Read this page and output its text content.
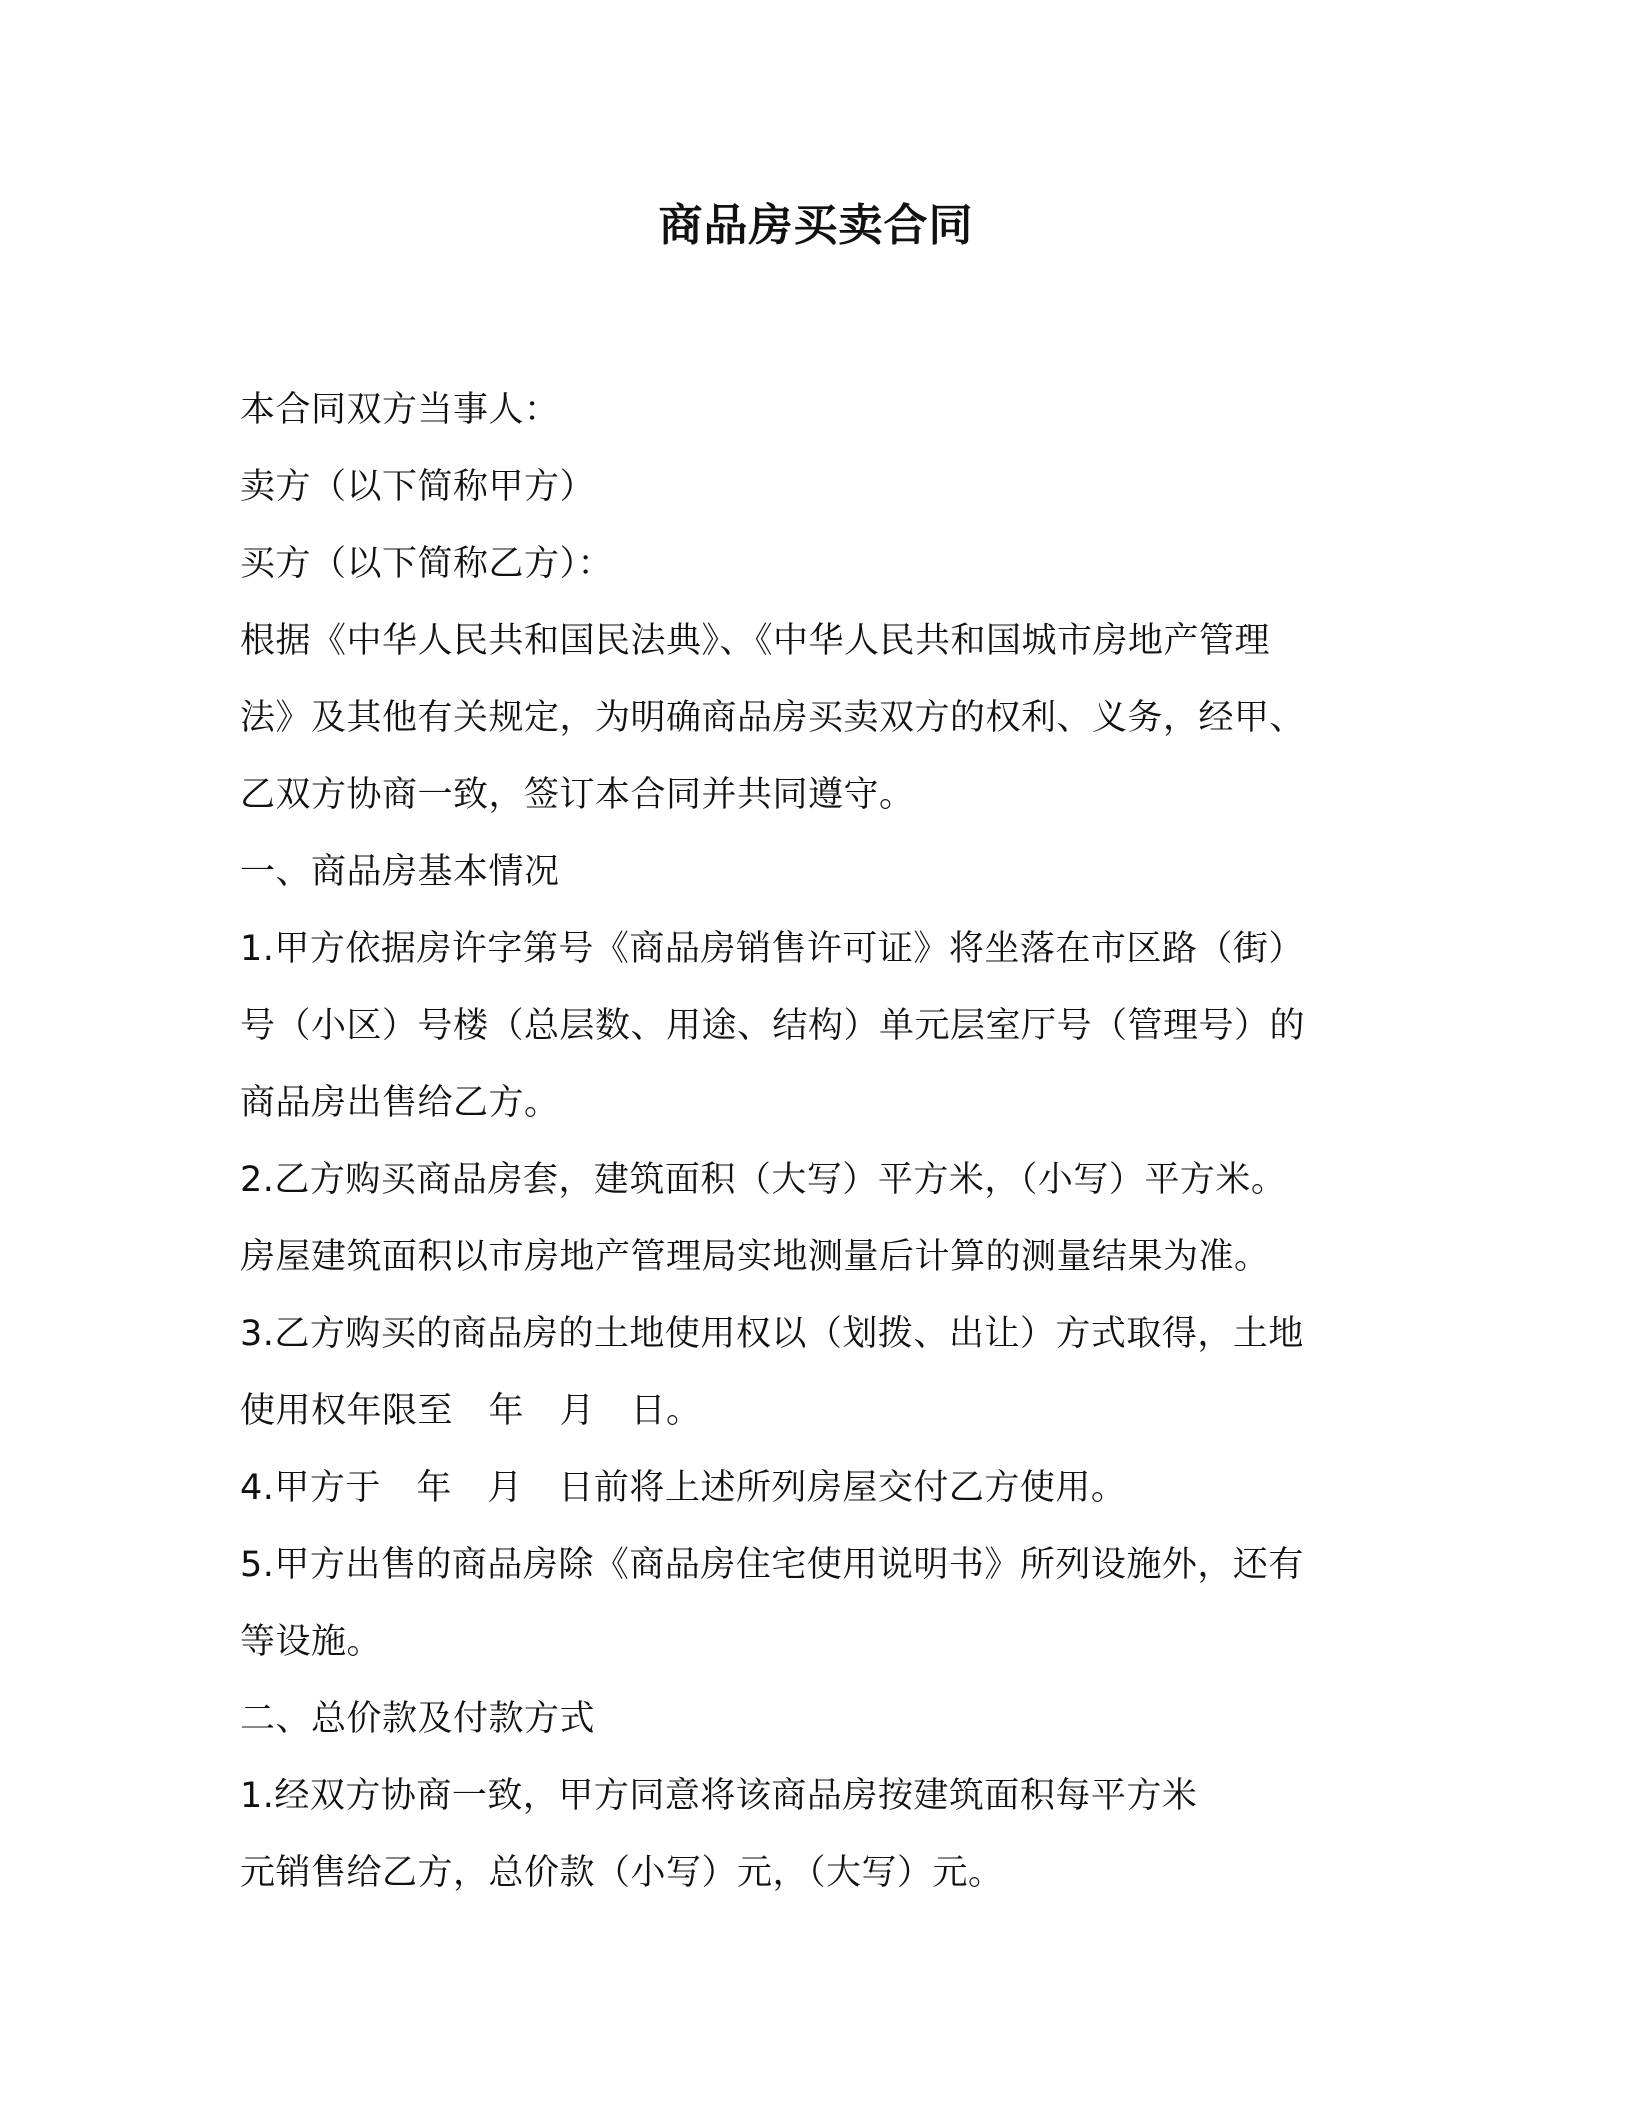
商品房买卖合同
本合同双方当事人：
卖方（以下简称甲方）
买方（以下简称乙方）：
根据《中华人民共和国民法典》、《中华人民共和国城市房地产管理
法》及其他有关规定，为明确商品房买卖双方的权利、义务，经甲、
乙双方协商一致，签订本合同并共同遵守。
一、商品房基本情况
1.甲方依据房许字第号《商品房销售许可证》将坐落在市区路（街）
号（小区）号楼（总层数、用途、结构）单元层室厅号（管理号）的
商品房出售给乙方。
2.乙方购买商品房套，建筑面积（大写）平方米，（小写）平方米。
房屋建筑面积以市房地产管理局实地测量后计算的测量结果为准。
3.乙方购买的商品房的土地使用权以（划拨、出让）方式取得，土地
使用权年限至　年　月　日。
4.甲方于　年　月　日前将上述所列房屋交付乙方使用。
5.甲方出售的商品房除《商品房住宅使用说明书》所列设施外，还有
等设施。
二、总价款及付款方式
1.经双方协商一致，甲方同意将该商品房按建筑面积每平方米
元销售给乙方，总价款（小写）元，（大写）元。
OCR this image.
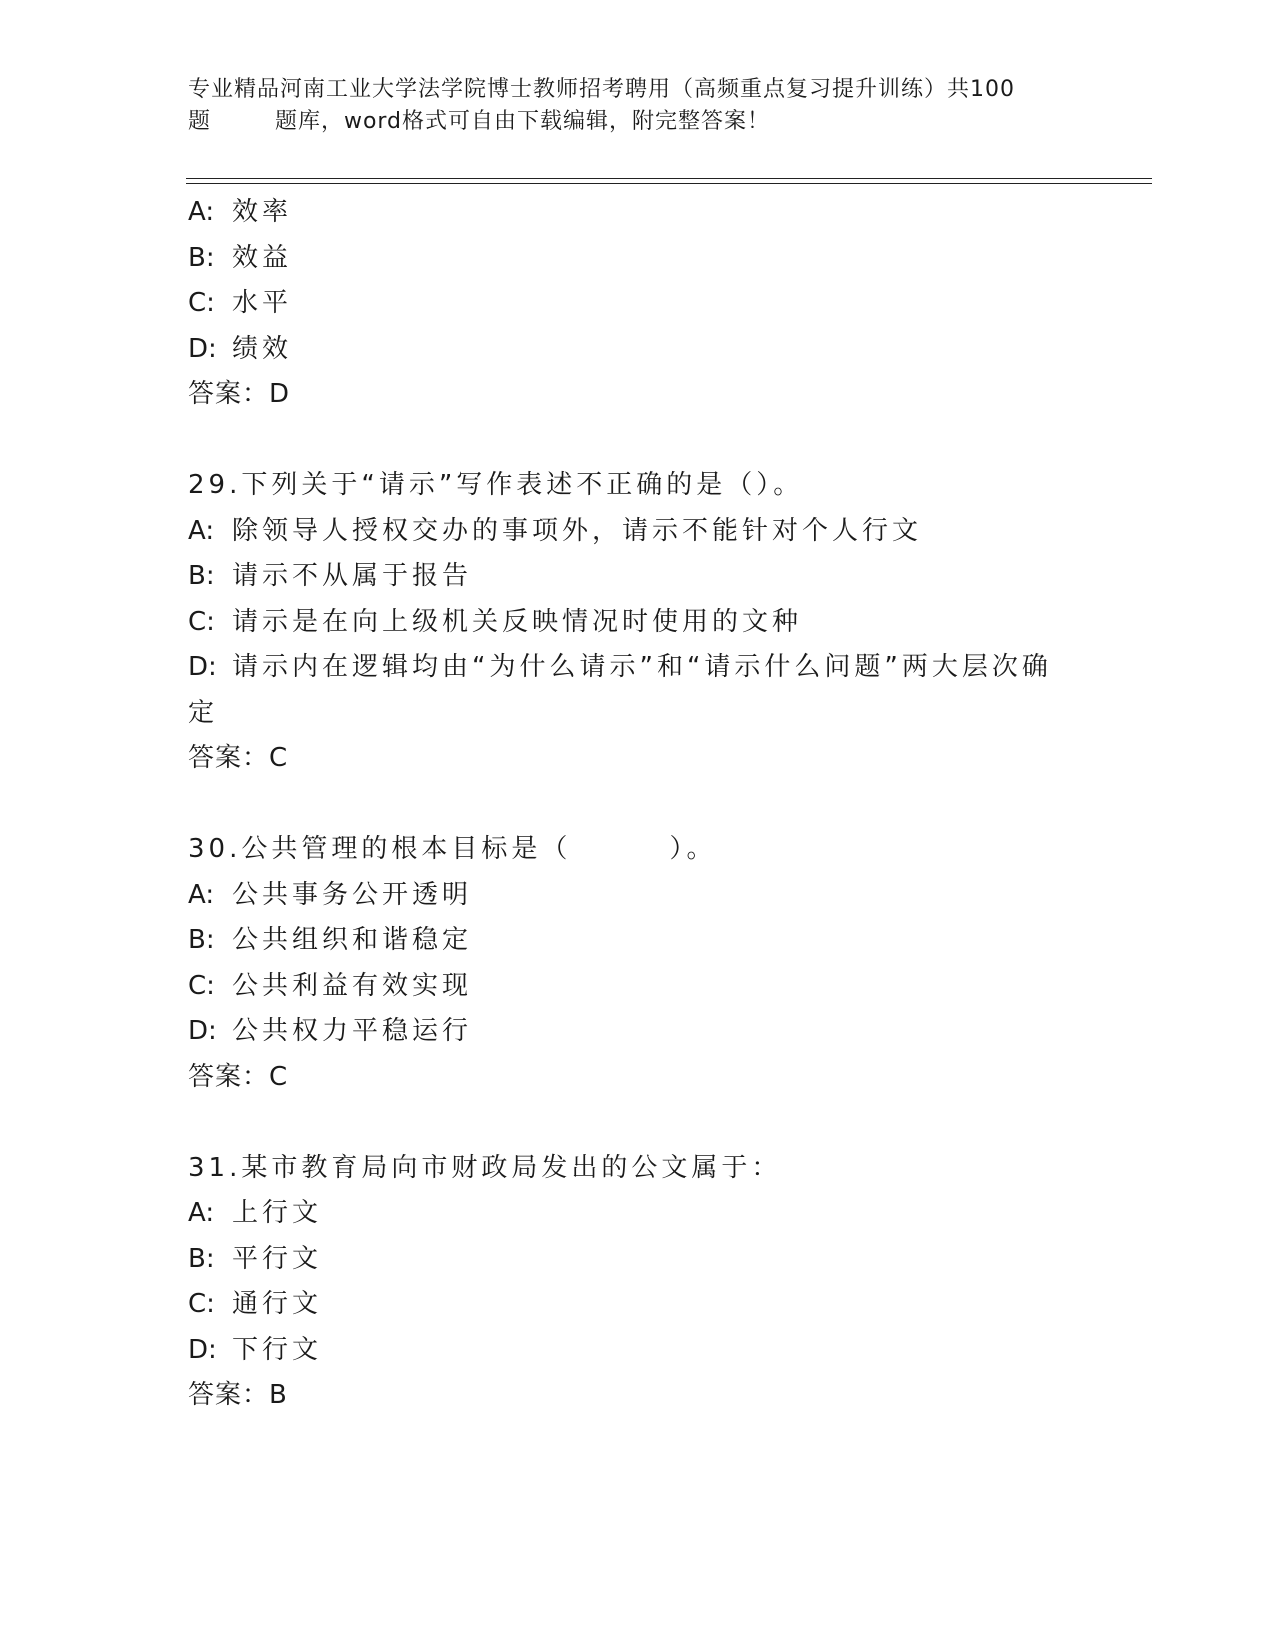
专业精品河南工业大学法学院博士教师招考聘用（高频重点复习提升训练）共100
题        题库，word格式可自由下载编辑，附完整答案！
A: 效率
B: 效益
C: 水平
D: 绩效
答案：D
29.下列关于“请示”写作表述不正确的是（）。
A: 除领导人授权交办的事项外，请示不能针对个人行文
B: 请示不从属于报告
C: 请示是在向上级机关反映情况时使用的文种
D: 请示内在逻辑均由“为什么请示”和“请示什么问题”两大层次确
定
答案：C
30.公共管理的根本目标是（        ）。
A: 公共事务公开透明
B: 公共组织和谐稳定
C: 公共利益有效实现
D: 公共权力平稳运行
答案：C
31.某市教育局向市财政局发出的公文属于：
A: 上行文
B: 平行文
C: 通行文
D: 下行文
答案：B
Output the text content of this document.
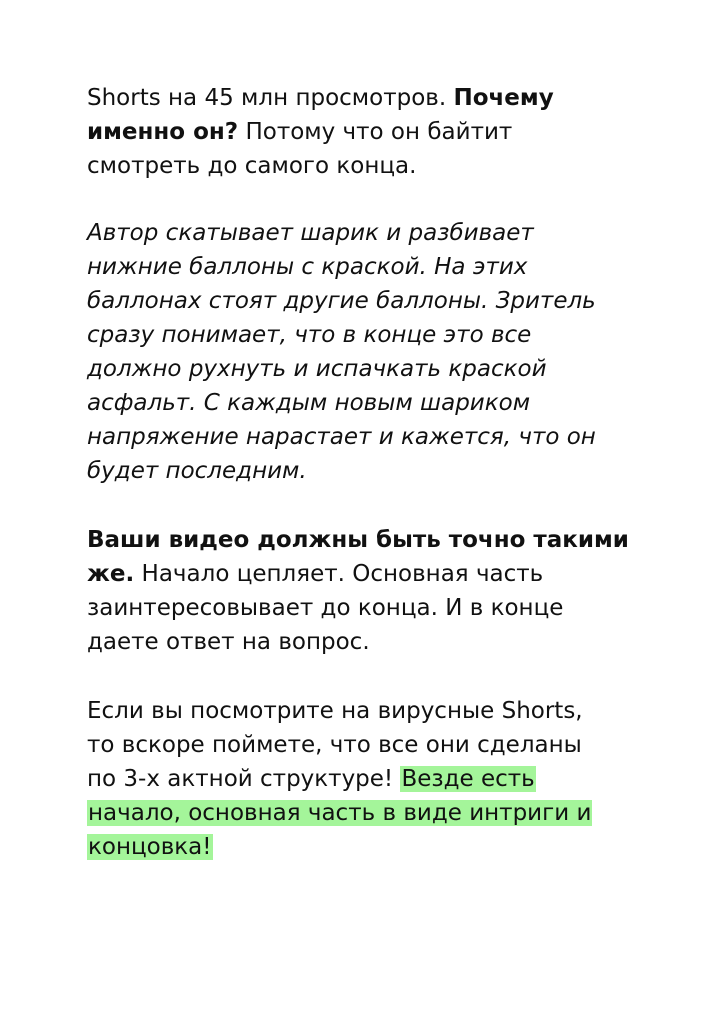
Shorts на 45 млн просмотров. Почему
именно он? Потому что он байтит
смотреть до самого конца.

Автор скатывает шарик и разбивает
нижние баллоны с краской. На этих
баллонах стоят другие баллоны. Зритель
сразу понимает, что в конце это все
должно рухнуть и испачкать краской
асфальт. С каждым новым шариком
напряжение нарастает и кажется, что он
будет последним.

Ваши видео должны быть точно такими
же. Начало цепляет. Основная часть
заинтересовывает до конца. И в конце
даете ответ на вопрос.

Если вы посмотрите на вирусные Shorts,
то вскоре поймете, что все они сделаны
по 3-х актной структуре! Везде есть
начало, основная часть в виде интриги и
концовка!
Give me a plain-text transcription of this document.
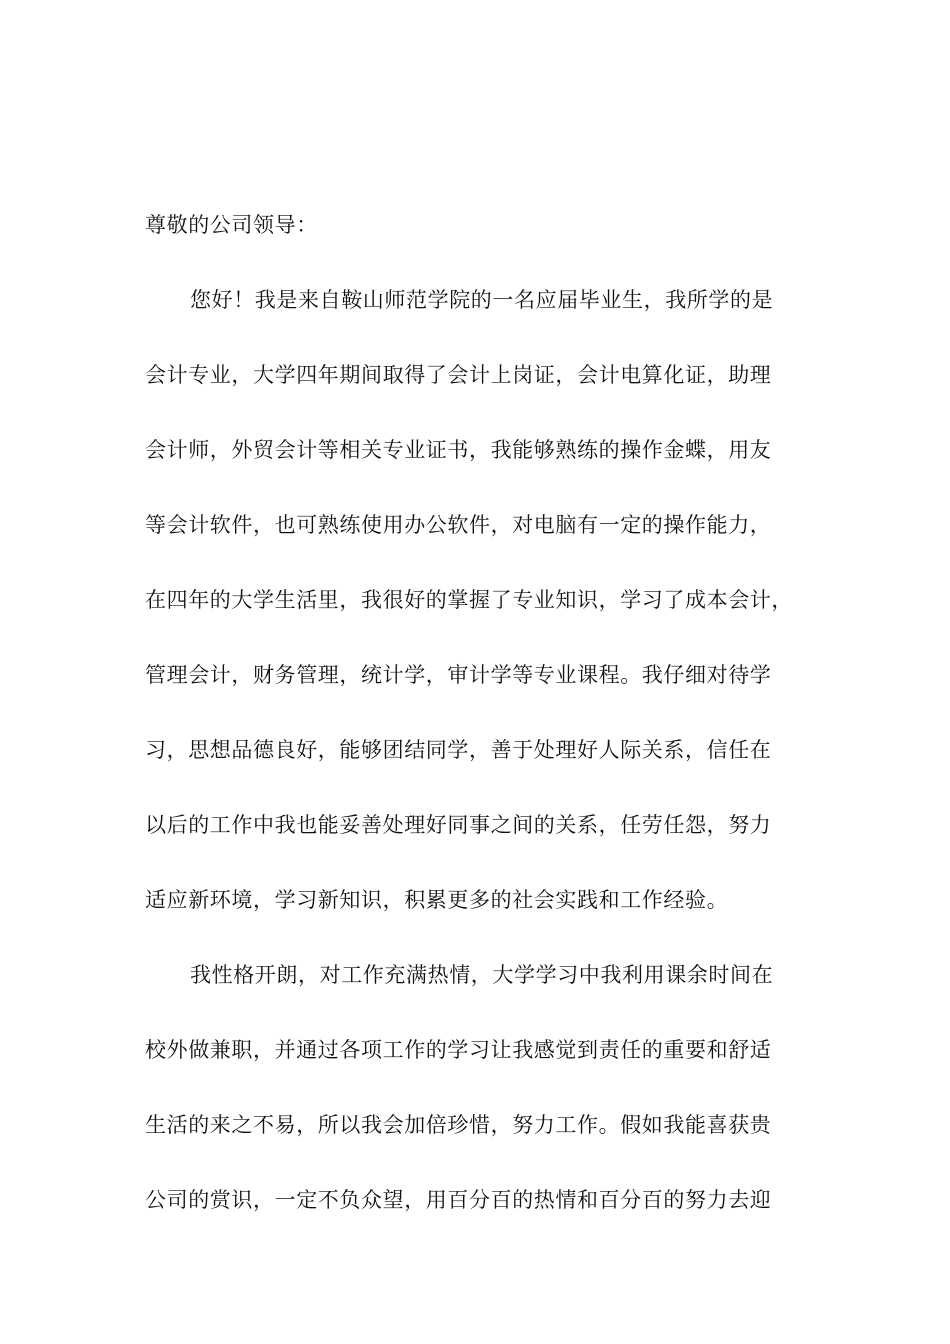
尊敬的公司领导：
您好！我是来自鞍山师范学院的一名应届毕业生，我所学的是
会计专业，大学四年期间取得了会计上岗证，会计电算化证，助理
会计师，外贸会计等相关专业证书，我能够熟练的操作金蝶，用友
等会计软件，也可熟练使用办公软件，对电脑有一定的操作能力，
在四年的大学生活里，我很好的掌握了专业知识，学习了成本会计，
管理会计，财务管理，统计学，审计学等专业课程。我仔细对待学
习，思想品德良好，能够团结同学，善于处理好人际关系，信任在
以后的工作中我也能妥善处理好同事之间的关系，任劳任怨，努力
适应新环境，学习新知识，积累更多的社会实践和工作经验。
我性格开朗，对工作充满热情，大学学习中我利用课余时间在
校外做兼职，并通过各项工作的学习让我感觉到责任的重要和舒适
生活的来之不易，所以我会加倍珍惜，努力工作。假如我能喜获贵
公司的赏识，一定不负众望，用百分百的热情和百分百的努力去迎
========================================
Directions:
In your copy of the records, include no pictures; repeat everything else exactly.

Response for this exercise:
Read this page and output its text content.
商品房买卖合同
本合同双方当事人：
卖方（以下简称甲方）
买方（以下简称乙方）：
根据《中华人民共和国民法典》、《中华人民共和国城市房地产管理
法》及其他有关规定，为明确商品房买卖双方的权利、义务，经甲、
乙双方协商一致，签订本合同并共同遵守。
一、商品房基本情况
1.甲方依据房许字第号《商品房销售许可证》将坐落在市区路（街）
号（小区）号楼（总层数、用途、结构）单元层室厅号（管理号）的
商品房出售给乙方。
2.乙方购买商品房套，建筑面积（大写）平方米，（小写）平方米。
房屋建筑面积以市房地产管理局实地测量后计算的测量结果为准。
3.乙方购买的商品房的土地使用权以（划拨、出让）方式取得，土地
使用权年限至　年　月　日。
4.甲方于　年　月　日前将上述所列房屋交付乙方使用。
5.甲方出售的商品房除《商品房住宅使用说明书》所列设施外，还有
等设施。
二、总价款及付款方式
1.经双方协商一致，甲方同意将该商品房按建筑面积每平方米
元销售给乙方，总价款（小写）元，（大写）元。
OCR this image.
专业精品河南工业大学法学院博士教师招考聘用（高频重点复习提升训练）共100
题        题库，word格式可自由下载编辑，附完整答案！
A: 效率
B: 效益
C: 水平
D: 绩效
答案：D
29.下列关于“请示”写作表述不正确的是（）。
A: 除领导人授权交办的事项外，请示不能针对个人行文
B: 请示不从属于报告
C: 请示是在向上级机关反映情况时使用的文种
D: 请示内在逻辑均由“为什么请示”和“请示什么问题”两大层次确
定
答案：C
30.公共管理的根本目标是（        ）。
A: 公共事务公开透明
B: 公共组织和谐稳定
C: 公共利益有效实现
D: 公共权力平稳运行
答案：C
31.某市教育局向市财政局发出的公文属于：
A: 上行文
B: 平行文
C: 通行文
D: 下行文
答案：B
Output the text content of this document.
Shorts на 45 млн просмотров. Почему
именно он? Потому что он байтит
смотреть до самого конца.

Автор скатывает шарик и разбивает
нижние баллоны с краской. На этих
баллонах стоят другие баллоны. Зритель
сразу понимает, что в конце это все
должно рухнуть и испачкать краской
асфальт. С каждым новым шариком
напряжение нарастает и кажется, что он
будет последним.

Ваши видео должны быть точно такими
же. Начало цепляет. Основная часть
заинтересовывает до конца. И в конце
даете ответ на вопрос.

Если вы посмотрите на вирусные Shorts,
то вскоре поймете, что все они сделаны
по 3-х актной структуре! Везде есть
начало, основная часть в виде интриги и
концовка!
Give me a plain-text transcription of this document.
尊敬的公司领导：
您好！我是来自鞍山师范学院的一名应届毕业生，我所学的是
会计专业，大学四年期间取得了会计上岗证，会计电算化证，助理
会计师，外贸会计等相关专业证书，我能够熟练的操作金蝶，用友
等会计软件，也可熟练使用办公软件，对电脑有一定的操作能力，
在四年的大学生活里，我很好的掌握了专业知识，学习了成本会计，
管理会计，财务管理，统计学，审计学等专业课程。我仔细对待学
习，思想品德良好，能够团结同学，善于处理好人际关系，信任在
以后的工作中我也能妥善处理好同事之间的关系，任劳任怨，努力
适应新环境，学习新知识，积累更多的社会实践和工作经验。
我性格开朗，对工作充满热情，大学学习中我利用课余时间在
校外做兼职，并通过各项工作的学习让我感觉到责任的重要和舒适
生活的来之不易，所以我会加倍珍惜，努力工作。假如我能喜获贵
公司的赏识，一定不负众望，用百分百的热情和百分百的努力去迎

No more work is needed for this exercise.